**Aim**
Transcribe all of the records word for word, but omit the pictures.

**Extracted records**
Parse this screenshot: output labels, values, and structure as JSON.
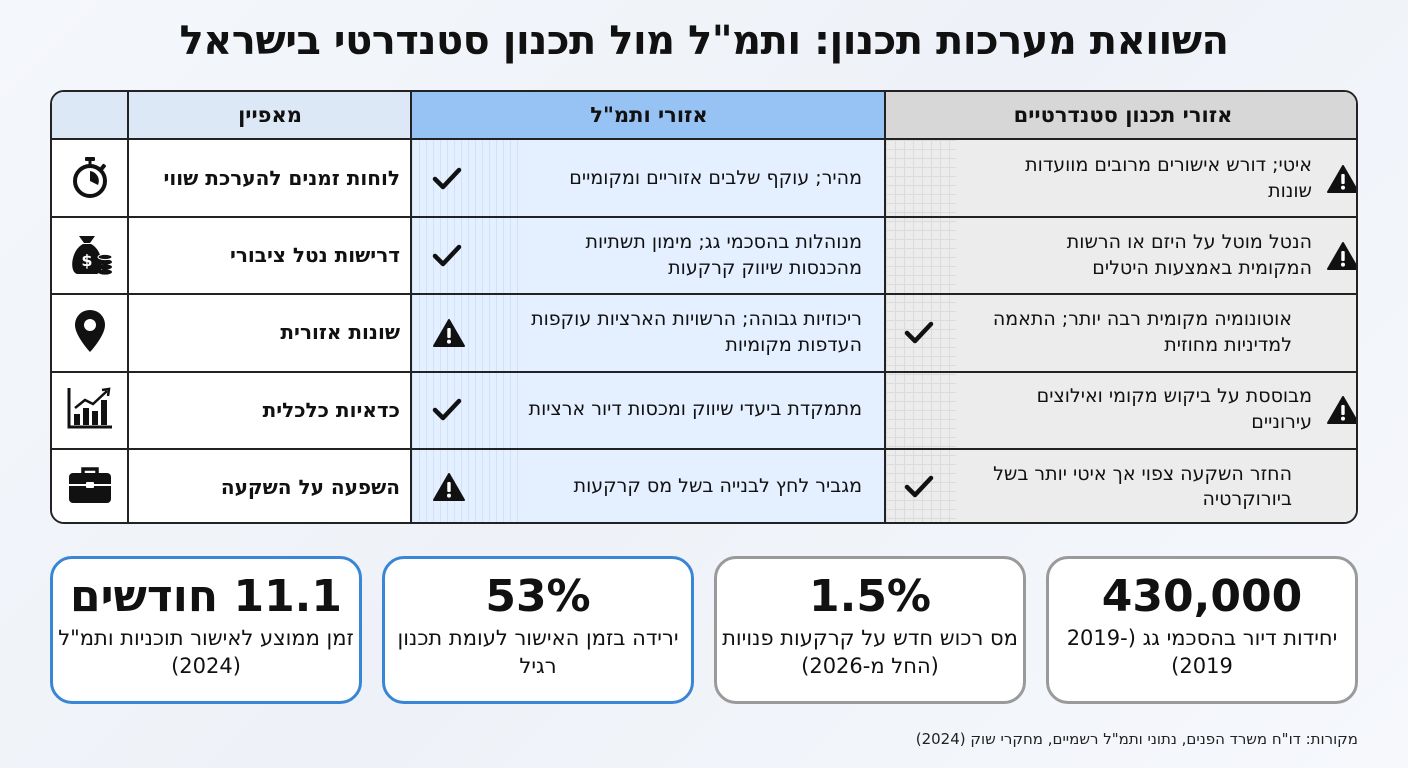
{
  "title": "השוואת מערכות תכנון: ותמ\"ל מול תכנון סטנדרטי בישראל",
  "table": {
    "headers": {
      "standard": "אזורי תכנון סטנדרטיים",
      "tamal": "אזורי ותמ\"ל",
      "feature": "מאפיין"
    },
    "rows": [
      {
        "icon": "stopwatch-icon",
        "feature": "לוחות זמנים להערכת שווי",
        "tamal": "מהיר; עוקף שלבים אזוריים ומקומיים",
        "tamal_mark": "check",
        "standard": "איטי; דורש אישורים מרובים מוועדות שונות",
        "standard_mark": "warning"
      },
      {
        "icon": "money-bag-icon",
        "feature": "דרישות נטל ציבורי",
        "tamal": "מנוהלות בהסכמי גג; מימון תשתיות מהכנסות שיווק קרקעות",
        "tamal_mark": "check",
        "standard": "הנטל מוטל על היזם או הרשות המקומית באמצעות היטלים",
        "standard_mark": "warning"
      },
      {
        "icon": "location-pin-icon",
        "feature": "שונות אזורית",
        "tamal": "ריכוזיות גבוהה; הרשויות הארציות עוקפות העדפות מקומיות",
        "tamal_mark": "warning",
        "standard": "אוטונומיה מקומית רבה יותר; התאמה למדיניות מחוזית",
        "standard_mark": "check"
      },
      {
        "icon": "bar-chart-icon",
        "feature": "כדאיות כלכלית",
        "tamal": "מתמקדת ביעדי שיווק ומכסות דיור ארציות",
        "tamal_mark": "check",
        "standard": "מבוססת על ביקוש מקומי ואילוצים עירוניים",
        "standard_mark": "warning"
      },
      {
        "icon": "briefcase-icon",
        "feature": "השפעה על השקעה",
        "tamal": "מגביר לחץ לבנייה בשל מס קרקעות",
        "tamal_mark": "warning",
        "standard": "החזר השקעה צפוי אך איטי יותר בשל ביורוקרטיה",
        "standard_mark": "check"
      }
    ]
  },
  "stats": [
    {
      "value": "11.1 חודשים",
      "label": "זמן ממוצע לאישור תוכניות ותמ\"ל (2024)",
      "style": "blue"
    },
    {
      "value": "53%",
      "label": "ירידה בזמן האישור לעומת תכנון רגיל",
      "style": "blue"
    },
    {
      "value": "1.5%",
      "label": "מס רכוש חדש על קרקעות פנויות (החל מ-2026)",
      "style": "gray"
    },
    {
      "value": "430,000",
      "label": "יחידות דיור בהסכמי גג (2019-2019)",
      "style": "gray"
    }
  ],
  "sources": "מקורות: דו\"ח משרד הפנים, נתוני ותמ\"ל רשמיים, מחקרי שוק (2024)",
  "colors": {
    "header_standard": "#d7d7d7",
    "header_tamal": "#96c3f3",
    "header_feature": "#dde8f6",
    "stat_blue_border": "#3a86d6",
    "stat_gray_border": "#9a9a9a"
  }
}
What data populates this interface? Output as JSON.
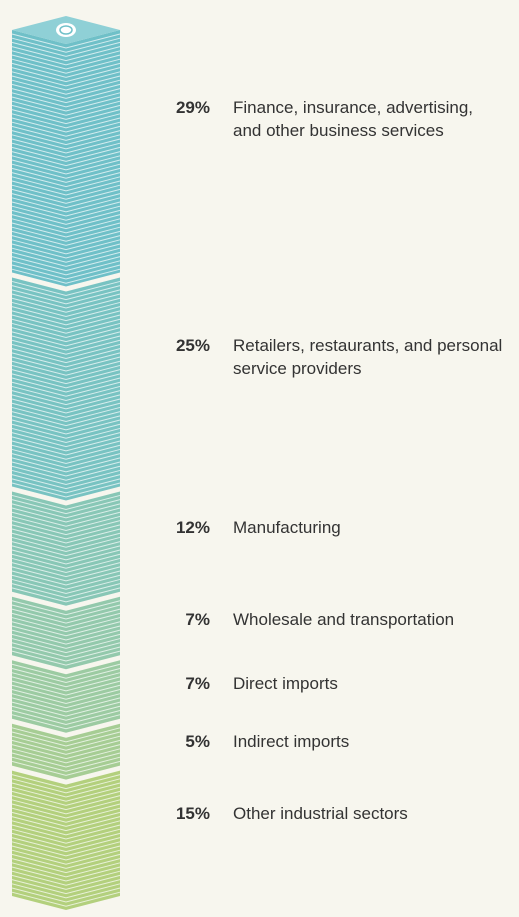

**Expected answer**
Parse this screenshot: output labels, values, and structure as JSON.
{
  "title": "השוואת מערכות תכנון: ותמ\"ל מול תכנון סטנדרטי בישראל",
  "table": {
    "headers": {
      "standard": "אזורי תכנון סטנדרטיים",
      "tamal": "אזורי ותמ\"ל",
      "feature": "מאפיין"
    },
    "rows": [
      {
        "icon": "stopwatch-icon",
        "feature": "לוחות זמנים להערכת שווי",
        "tamal": "מהיר; עוקף שלבים אזוריים ומקומיים",
        "tamal_mark": "check",
        "standard": "איטי; דורש אישורים מרובים מוועדות שונות",
        "standard_mark": "warning"
      },
      {
        "icon": "money-bag-icon",
        "feature": "דרישות נטל ציבורי",
        "tamal": "מנוהלות בהסכמי גג; מימון תשתיות מהכנסות שיווק קרקעות",
        "tamal_mark": "check",
        "standard": "הנטל מוטל על היזם או הרשות המקומית באמצעות היטלים",
        "standard_mark": "warning"
      },
      {
        "icon": "location-pin-icon",
        "feature": "שונות אזורית",
        "tamal": "ריכוזיות גבוהה; הרשויות הארציות עוקפות העדפות מקומיות",
        "tamal_mark": "warning",
        "standard": "אוטונומיה מקומית רבה יותר; התאמה למדיניות מחוזית",
        "standard_mark": "check"
      },
      {
        "icon": "bar-chart-icon",
        "feature": "כדאיות כלכלית",
        "tamal": "מתמקדת ביעדי שיווק ומכסות דיור ארציות",
        "tamal_mark": "check",
        "standard": "מבוססת על ביקוש מקומי ואילוצים עירוניים",
        "standard_mark": "warning"
      },
      {
        "icon": "briefcase-icon",
        "feature": "השפעה על השקעה",
        "tamal": "מגביר לחץ לבנייה בשל מס קרקעות",
        "tamal_mark": "warning",
        "standard": "החזר השקעה צפוי אך איטי יותר בשל ביורוקרטיה",
        "standard_mark": "check"
      }
    ]
  },
  "stats": [
    {
      "value": "11.1 חודשים",
      "label": "זמן ממוצע לאישור תוכניות ותמ\"ל (2024)",
      "style": "blue"
    },
    {
      "value": "53%",
      "label": "ירידה בזמן האישור לעומת תכנון רגיל",
      "style": "blue"
    },
    {
      "value": "1.5%",
      "label": "מס רכוש חדש על קרקעות פנויות (החל מ-2026)",
      "style": "gray"
    },
    {
      "value": "430,000",
      "label": "יחידות דיור בהסכמי גג (2019-2019)",
      "style": "gray"
    }
  ],
  "sources": "מקורות: דו\"ח משרד הפנים, נתוני ותמ\"ל רשמיים, מחקרי שוק (2024)",
  "colors": {
    "header_standard": "#d7d7d7",
    "header_tamal": "#96c3f3",
    "header_feature": "#dde8f6",
    "stat_blue_border": "#3a86d6",
    "stat_gray_border": "#9a9a9a"
  }
}
What data populates this interface? Output as JSON.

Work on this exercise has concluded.